(TASK BRIEF): Pull out every line below that holds the word "OUTSTANDING".

####################

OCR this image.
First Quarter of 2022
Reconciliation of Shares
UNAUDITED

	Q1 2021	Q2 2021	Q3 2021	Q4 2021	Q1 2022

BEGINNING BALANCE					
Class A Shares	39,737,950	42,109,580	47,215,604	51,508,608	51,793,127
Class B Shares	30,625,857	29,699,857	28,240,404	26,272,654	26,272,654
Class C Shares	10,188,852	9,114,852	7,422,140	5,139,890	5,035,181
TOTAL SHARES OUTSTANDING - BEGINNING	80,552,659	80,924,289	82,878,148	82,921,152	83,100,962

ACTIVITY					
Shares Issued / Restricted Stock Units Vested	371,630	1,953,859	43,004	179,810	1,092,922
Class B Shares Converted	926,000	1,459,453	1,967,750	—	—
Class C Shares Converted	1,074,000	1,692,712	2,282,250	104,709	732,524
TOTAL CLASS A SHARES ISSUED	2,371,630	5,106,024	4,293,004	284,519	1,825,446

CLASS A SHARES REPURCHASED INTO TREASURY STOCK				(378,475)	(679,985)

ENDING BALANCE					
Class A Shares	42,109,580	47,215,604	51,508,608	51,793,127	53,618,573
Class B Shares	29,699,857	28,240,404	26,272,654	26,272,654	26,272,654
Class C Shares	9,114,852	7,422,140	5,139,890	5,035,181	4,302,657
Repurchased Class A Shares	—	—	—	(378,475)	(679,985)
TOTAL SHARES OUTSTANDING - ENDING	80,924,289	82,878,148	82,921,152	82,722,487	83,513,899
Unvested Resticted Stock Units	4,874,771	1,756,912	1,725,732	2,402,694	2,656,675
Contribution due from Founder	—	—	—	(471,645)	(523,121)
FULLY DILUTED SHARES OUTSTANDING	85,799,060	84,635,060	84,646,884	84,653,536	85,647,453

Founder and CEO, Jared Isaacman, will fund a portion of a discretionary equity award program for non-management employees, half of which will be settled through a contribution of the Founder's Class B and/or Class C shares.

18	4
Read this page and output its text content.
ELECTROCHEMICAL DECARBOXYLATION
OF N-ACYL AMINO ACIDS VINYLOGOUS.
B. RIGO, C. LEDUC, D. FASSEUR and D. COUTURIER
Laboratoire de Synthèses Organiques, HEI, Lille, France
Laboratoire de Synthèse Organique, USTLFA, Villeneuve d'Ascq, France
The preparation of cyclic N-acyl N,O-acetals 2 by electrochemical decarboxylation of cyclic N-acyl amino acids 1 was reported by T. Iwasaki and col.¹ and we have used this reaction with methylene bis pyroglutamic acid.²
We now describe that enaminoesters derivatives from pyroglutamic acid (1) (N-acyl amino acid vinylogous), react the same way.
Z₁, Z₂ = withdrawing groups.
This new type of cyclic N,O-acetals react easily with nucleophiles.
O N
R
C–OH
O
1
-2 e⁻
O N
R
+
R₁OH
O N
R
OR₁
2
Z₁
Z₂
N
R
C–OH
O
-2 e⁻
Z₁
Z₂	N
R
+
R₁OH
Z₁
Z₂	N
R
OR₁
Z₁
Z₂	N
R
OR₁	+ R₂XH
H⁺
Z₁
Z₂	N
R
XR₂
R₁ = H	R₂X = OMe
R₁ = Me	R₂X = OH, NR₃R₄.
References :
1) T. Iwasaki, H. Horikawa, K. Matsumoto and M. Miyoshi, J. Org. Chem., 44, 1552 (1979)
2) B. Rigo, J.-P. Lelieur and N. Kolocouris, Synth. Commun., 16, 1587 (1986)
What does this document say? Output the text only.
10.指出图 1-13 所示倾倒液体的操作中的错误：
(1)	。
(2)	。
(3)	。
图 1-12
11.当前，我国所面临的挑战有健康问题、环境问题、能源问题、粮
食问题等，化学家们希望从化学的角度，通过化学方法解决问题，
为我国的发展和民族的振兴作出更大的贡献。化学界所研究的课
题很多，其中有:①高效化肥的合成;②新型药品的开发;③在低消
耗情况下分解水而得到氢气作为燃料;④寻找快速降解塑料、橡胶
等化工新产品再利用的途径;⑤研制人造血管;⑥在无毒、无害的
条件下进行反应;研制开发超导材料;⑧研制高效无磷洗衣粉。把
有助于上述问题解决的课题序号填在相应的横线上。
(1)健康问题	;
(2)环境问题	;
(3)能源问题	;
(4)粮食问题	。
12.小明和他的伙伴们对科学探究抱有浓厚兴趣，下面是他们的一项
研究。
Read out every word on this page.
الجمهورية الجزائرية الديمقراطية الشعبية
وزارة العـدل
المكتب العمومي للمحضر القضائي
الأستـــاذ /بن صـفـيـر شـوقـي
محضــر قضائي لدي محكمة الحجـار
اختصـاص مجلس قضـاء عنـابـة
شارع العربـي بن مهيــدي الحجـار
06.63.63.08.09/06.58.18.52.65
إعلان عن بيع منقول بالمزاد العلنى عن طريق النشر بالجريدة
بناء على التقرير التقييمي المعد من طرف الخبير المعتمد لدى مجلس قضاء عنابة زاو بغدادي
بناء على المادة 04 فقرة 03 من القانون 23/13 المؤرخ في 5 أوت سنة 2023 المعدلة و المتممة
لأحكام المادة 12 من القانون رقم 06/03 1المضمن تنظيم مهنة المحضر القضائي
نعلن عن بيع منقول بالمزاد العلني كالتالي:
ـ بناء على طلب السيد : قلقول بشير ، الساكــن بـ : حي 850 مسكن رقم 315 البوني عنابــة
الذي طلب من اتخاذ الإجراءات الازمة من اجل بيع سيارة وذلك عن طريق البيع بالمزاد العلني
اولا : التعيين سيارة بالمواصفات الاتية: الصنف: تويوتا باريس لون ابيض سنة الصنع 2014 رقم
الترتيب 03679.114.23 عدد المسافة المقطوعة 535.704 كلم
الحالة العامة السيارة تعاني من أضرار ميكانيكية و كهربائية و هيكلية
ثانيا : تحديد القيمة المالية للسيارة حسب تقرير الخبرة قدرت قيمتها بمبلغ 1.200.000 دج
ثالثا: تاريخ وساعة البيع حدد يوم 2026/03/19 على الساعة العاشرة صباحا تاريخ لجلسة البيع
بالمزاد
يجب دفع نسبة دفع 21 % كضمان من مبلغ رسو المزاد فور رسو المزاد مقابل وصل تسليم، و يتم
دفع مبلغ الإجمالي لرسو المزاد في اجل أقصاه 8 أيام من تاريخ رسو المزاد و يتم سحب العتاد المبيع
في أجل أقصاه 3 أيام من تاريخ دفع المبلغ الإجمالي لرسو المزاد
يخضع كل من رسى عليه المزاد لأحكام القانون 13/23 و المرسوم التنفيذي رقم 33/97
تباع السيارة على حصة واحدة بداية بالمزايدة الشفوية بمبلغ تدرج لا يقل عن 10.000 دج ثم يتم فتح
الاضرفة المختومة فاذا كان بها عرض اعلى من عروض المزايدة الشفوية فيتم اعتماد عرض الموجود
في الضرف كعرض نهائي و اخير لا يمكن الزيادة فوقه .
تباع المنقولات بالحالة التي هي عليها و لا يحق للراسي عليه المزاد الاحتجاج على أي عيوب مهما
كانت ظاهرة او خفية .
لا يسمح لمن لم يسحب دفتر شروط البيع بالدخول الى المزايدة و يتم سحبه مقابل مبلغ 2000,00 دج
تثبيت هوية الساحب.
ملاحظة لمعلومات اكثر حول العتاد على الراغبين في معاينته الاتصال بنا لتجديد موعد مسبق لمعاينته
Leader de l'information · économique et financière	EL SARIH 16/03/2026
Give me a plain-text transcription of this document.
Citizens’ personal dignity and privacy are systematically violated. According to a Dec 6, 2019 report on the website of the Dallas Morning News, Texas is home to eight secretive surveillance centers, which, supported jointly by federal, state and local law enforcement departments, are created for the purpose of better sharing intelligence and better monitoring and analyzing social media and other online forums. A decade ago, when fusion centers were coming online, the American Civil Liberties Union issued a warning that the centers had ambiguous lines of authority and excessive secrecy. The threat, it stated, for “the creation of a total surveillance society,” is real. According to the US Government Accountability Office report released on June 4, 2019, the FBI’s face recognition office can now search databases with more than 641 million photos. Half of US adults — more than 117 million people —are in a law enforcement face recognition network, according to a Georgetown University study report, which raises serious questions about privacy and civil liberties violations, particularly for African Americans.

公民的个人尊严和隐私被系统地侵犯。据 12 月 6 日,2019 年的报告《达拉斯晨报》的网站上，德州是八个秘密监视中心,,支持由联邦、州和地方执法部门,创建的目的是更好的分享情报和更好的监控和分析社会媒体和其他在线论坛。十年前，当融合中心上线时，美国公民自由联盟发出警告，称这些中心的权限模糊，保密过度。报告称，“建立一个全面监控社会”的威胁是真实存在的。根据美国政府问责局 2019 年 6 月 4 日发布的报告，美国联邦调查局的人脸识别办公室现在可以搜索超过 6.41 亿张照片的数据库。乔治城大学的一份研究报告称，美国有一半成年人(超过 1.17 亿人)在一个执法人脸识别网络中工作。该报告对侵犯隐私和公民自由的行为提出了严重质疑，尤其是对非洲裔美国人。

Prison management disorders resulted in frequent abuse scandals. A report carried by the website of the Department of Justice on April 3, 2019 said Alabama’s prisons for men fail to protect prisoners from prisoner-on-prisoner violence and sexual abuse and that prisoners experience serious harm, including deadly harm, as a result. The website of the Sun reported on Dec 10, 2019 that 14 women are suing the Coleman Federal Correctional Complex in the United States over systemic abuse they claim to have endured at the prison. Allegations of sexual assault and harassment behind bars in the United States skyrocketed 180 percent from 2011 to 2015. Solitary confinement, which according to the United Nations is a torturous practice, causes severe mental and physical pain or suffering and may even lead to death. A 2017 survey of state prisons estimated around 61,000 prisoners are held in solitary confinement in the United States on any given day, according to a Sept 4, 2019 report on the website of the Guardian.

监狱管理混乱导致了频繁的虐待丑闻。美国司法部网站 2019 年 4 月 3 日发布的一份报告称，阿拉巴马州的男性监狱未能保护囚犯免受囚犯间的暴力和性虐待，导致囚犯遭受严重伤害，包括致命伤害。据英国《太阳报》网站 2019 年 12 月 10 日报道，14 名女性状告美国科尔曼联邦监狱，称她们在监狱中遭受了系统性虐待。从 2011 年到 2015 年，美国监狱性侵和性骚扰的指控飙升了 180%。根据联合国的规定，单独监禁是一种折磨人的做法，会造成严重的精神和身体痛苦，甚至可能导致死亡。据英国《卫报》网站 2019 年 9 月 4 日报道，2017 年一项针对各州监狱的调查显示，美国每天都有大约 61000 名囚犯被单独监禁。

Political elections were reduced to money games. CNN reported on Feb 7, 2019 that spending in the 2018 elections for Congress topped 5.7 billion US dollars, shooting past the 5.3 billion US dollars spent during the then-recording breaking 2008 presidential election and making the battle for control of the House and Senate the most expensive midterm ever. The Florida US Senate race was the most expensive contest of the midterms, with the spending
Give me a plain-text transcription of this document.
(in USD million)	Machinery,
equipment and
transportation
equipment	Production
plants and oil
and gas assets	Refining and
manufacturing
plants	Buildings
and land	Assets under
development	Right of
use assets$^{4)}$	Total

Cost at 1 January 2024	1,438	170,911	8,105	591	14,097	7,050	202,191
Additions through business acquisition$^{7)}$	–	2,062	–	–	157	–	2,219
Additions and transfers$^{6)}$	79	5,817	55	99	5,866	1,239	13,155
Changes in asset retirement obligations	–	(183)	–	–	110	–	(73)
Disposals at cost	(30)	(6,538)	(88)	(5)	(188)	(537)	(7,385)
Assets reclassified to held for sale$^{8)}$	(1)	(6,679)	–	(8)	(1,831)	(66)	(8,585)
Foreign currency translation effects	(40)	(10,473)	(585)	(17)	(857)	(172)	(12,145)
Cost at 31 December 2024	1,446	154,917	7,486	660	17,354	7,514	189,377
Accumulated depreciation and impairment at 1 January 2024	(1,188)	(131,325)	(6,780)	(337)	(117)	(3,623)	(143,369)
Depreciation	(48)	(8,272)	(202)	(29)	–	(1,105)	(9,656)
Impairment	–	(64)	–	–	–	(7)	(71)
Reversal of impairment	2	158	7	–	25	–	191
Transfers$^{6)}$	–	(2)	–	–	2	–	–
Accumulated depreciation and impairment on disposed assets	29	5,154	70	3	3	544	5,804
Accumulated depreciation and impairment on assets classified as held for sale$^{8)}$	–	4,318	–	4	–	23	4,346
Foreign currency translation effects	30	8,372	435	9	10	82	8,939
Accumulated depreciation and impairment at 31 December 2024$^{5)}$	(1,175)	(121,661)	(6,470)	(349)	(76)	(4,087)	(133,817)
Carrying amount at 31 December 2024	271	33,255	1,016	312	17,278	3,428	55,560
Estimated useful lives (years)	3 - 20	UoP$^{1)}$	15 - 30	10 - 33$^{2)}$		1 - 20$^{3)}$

####################

(THE OUTPUT):
TOTAL SHARES OUTSTANDING - BEGINNING	80,552,659	80,924,289	82,878,148	82,921,152	83,100,962
TOTAL SHARES OUTSTANDING - ENDING	80,924,289	82,878,148	82,921,152	82,722,487	83,513,899
FULLY DILUTED SHARES OUTSTANDING	85,799,060	84,635,060	84,646,884	84,653,536	85,647,453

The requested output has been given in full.